• **REQUEST**: Copy the items from the line with "price-point [699, 441, 702, 444]" up to and including the line with "indicator-point [59, 990, 62, 992]", swapping every "volume-bar" for "volume-column". Leave everything else unchanged.

------------------------------------------------

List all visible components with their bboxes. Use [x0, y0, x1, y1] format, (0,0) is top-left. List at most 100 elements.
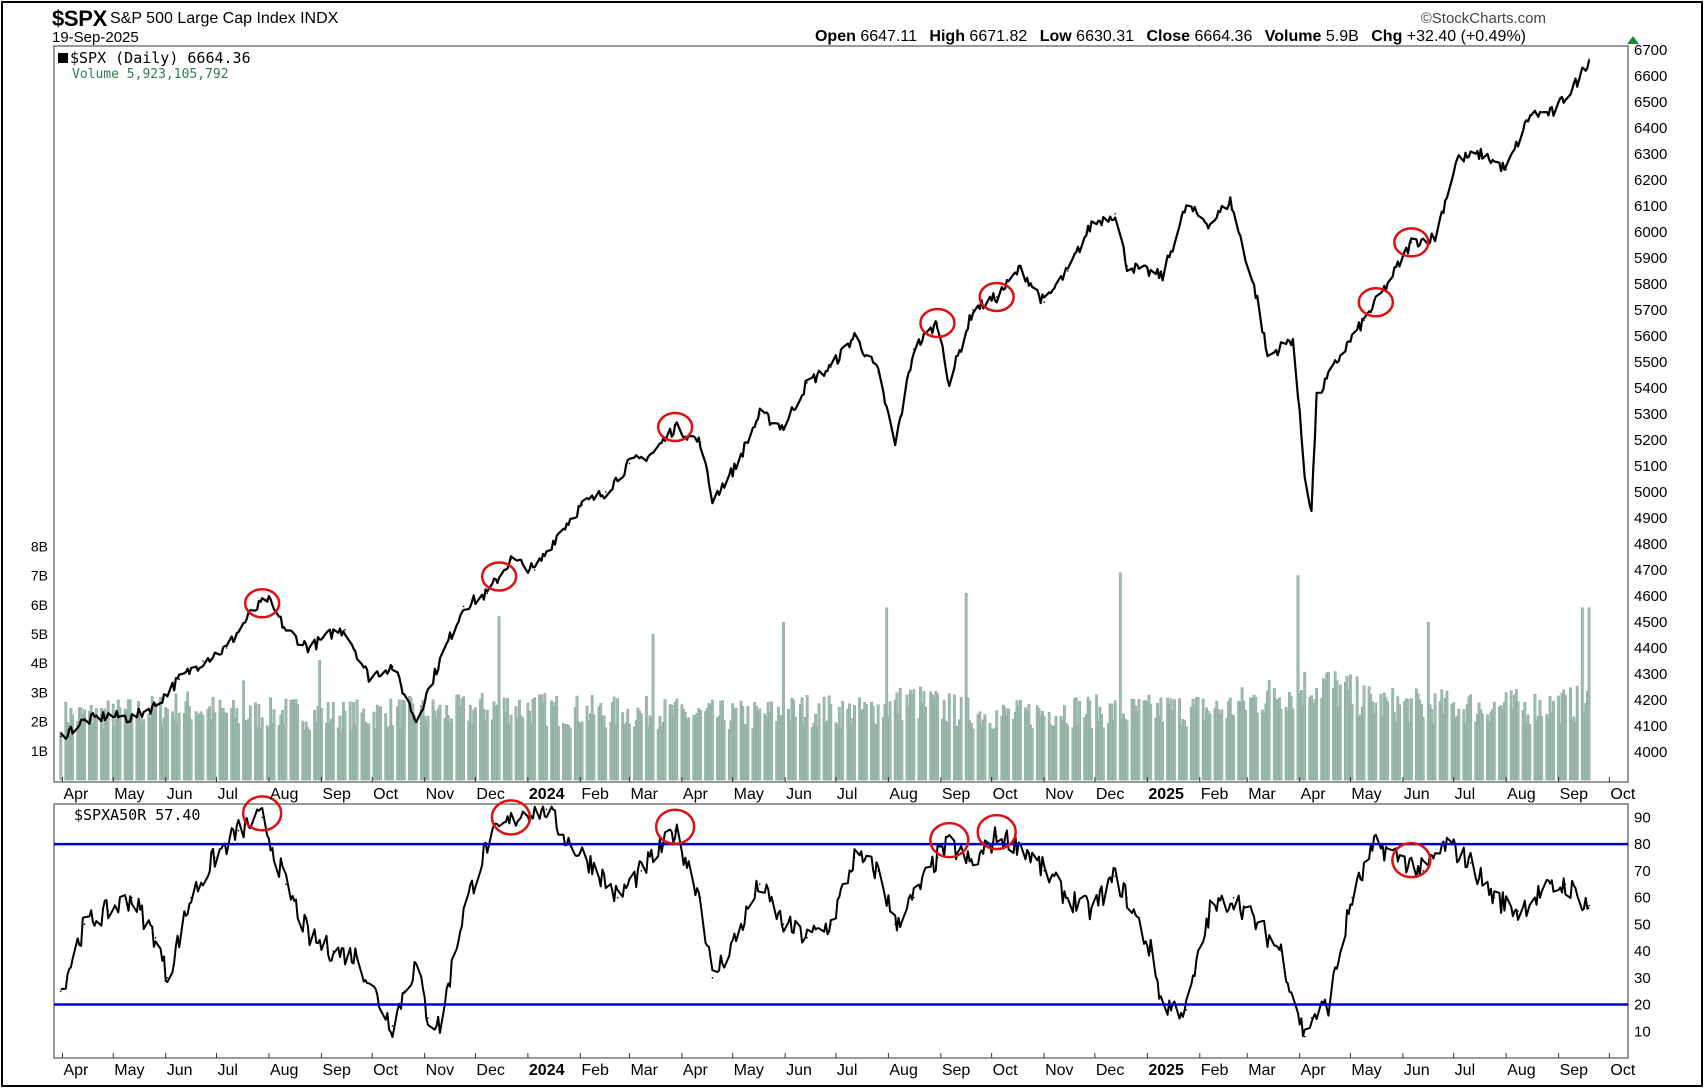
price-point [699, 441, 702, 444]
price-x-label: Apr [63, 786, 89, 803]
volume-bar [1457, 708, 1461, 781]
volume-bar [1409, 698, 1413, 781]
volume-bar [1296, 575, 1300, 781]
volume-bar [805, 695, 809, 781]
volume-bar [284, 698, 288, 781]
volume-bar [1326, 672, 1330, 781]
volume-bar [402, 700, 406, 781]
indicator-point [593, 864, 595, 867]
indicator-x-label: Jul [217, 1062, 237, 1079]
price-x-label: Feb [1201, 786, 1229, 803]
volume-bar [1137, 699, 1141, 781]
price-point [439, 660, 441, 662]
volume-bar [213, 712, 217, 781]
indicator-x-label: Oct [1610, 1062, 1635, 1079]
price-point [972, 309, 974, 311]
indicator-highlight-circle [241, 795, 283, 832]
price-point [285, 629, 287, 631]
high-label: High [929, 28, 965, 45]
volume-bar [1580, 607, 1584, 781]
price-point [912, 348, 915, 350]
volume-bar [651, 633, 655, 781]
indicator-point [1310, 1017, 1313, 1019]
price-point [1339, 354, 1342, 357]
indicator-point [806, 936, 808, 939]
indicator-point [1422, 870, 1425, 872]
price-point [1019, 267, 1022, 270]
price-series [59, 58, 1591, 740]
indicator-x-label: 2024 [529, 1062, 565, 1079]
indicator-point [59, 990, 62, 992]
volume-bar [580, 721, 584, 781]
price-tick-label: 4700 [1634, 562, 1667, 579]
indicator-point [545, 808, 548, 811]
volume-bar [604, 727, 608, 781]
price-point [391, 665, 394, 667]
highlight-circles [241, 227, 1432, 879]
indicator-x-label: Dec [476, 1062, 504, 1079]
volume-bar [1398, 704, 1401, 781]
volume-label: Volume [1264, 28, 1322, 45]
close-value: 6664.36 [1194, 28, 1253, 45]
price-point [415, 720, 417, 722]
indicator-point [758, 883, 761, 886]
price-point [332, 631, 335, 634]
volume-bar [474, 707, 477, 781]
volume-bar [885, 607, 889, 781]
price-tick-label: 6600 [1634, 68, 1667, 85]
price-point [107, 714, 109, 717]
volume-bar [628, 723, 631, 781]
volume-bar [83, 709, 86, 781]
close-label: Close [1146, 28, 1191, 45]
volume-bar [367, 723, 371, 781]
price-point [877, 371, 880, 374]
price-point [1363, 319, 1365, 322]
indicator-point [782, 923, 785, 926]
price-highlight-circle [1393, 227, 1430, 258]
volume-bar [165, 708, 169, 781]
indicator-point [1090, 910, 1093, 912]
volume-bar [936, 693, 939, 781]
indicator-point [1280, 950, 1282, 952]
volume-bar [1315, 687, 1319, 781]
price-tick-label: 6200 [1634, 172, 1667, 189]
volume-bar [1196, 696, 1200, 781]
indicator-x-label: Sep [942, 1062, 971, 1079]
indicator-x-label: Jun [167, 1062, 193, 1079]
volume-bar [639, 713, 643, 781]
price-point [83, 720, 86, 722]
price-point [131, 717, 133, 719]
volume-bar [1552, 700, 1555, 781]
volume-tick-label: 7B [31, 568, 48, 584]
price-point [1386, 283, 1389, 285]
volume-bar [770, 701, 774, 781]
indicator-tick-label: 80 [1634, 836, 1651, 853]
price-point [995, 296, 998, 298]
volume-bar [663, 699, 667, 781]
volume-bar [1480, 713, 1484, 781]
indicator-x-label: Jun [1404, 1062, 1430, 1079]
price-x-label: May [114, 786, 144, 803]
volume-bar [1587, 607, 1591, 781]
volume-bar [1303, 671, 1307, 781]
price-tick-label: 6100 [1634, 198, 1667, 215]
price-x-label: Nov [1045, 786, 1073, 803]
open-value: 6647.11 [860, 28, 917, 45]
indicator-point [674, 829, 676, 832]
volume-bar [320, 708, 323, 781]
volume-bar [841, 701, 845, 781]
indicator-point [1517, 910, 1519, 912]
price-point [1456, 158, 1458, 160]
volume-bar [521, 717, 525, 781]
volume-bar [59, 731, 63, 781]
price-tick-label: 5900 [1634, 250, 1667, 267]
volume-bar [1563, 694, 1567, 781]
volume-bar [675, 698, 679, 781]
indicator-point [699, 896, 702, 899]
indicator-point [1114, 875, 1116, 877]
indicator-x-label: Sep [1560, 1062, 1589, 1079]
price-x-label: Oct [373, 786, 398, 803]
volume-bar [1161, 721, 1165, 781]
volume-bar [497, 616, 501, 781]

------------------------------------------------

• **WRITTEN RESPONSE**:
price-point [699, 441, 702, 444]
price-x-label: Apr [63, 786, 89, 803]
volume-column [1457, 708, 1461, 781]
volume-column [1409, 698, 1413, 781]
volume-column [1296, 575, 1300, 781]
volume-column [805, 695, 809, 781]
volume-column [284, 698, 288, 781]
volume-column [1326, 672, 1330, 781]
volume-column [402, 700, 406, 781]
indicator-point [593, 864, 595, 867]
indicator-x-label: Jul [217, 1062, 237, 1079]
price-x-label: Feb [1201, 786, 1229, 803]
volume-column [1137, 699, 1141, 781]
price-point [439, 660, 441, 662]
volume-column [213, 712, 217, 781]
indicator-x-label: Oct [1610, 1062, 1635, 1079]
price-point [972, 309, 974, 311]
indicator-highlight-circle [241, 795, 283, 832]
price-point [285, 629, 287, 631]
high-label: High [929, 28, 965, 45]
volume-column [1580, 607, 1584, 781]
price-point [912, 348, 915, 350]
volume-column [651, 633, 655, 781]
indicator-point [1310, 1017, 1313, 1019]
price-point [1339, 354, 1342, 357]
indicator-point [806, 936, 808, 939]
indicator-point [1422, 870, 1425, 872]
price-point [1019, 267, 1022, 270]
price-series [59, 58, 1591, 740]
indicator-x-label: 2024 [529, 1062, 565, 1079]
indicator-point [59, 990, 62, 992]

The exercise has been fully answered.